start Material
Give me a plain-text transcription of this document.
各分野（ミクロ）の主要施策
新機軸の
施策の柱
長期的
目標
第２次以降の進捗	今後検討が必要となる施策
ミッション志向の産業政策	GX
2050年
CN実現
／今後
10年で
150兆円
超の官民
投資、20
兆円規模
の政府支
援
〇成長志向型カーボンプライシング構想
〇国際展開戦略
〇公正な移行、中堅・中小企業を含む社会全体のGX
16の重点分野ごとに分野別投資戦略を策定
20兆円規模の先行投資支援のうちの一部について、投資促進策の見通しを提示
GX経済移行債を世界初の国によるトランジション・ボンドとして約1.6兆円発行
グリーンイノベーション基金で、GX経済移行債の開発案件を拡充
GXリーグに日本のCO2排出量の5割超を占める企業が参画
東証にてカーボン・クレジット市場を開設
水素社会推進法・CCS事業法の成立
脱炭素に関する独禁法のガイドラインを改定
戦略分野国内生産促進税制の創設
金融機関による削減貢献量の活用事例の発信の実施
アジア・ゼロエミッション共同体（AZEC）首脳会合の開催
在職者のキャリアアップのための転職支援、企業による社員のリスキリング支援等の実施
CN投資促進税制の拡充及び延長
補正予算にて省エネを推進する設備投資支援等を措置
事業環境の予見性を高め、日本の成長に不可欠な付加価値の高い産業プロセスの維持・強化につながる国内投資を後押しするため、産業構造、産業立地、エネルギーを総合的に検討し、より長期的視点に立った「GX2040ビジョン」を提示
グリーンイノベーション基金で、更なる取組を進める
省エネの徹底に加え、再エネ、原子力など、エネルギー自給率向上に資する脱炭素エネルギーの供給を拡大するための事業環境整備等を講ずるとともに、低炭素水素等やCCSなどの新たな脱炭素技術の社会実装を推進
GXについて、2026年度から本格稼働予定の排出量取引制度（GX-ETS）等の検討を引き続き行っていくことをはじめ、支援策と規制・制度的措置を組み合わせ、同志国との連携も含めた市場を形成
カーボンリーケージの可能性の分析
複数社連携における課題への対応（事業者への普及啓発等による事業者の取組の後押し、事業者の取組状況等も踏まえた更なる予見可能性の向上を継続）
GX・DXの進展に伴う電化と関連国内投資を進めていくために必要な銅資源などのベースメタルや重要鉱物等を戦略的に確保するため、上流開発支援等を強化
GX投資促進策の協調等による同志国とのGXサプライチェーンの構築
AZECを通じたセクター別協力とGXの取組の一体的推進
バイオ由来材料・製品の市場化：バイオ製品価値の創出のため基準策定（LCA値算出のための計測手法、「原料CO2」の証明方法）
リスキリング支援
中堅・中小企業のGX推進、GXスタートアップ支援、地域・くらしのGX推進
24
end Material
Required work: Report every line containing the word "グリーンイノベーション基金で" from the listing above.

Solution to this task:
グリーンイノベーション基金で、GX経済移行債の開発案件を拡充
グリーンイノベーション基金で、更なる取組を進める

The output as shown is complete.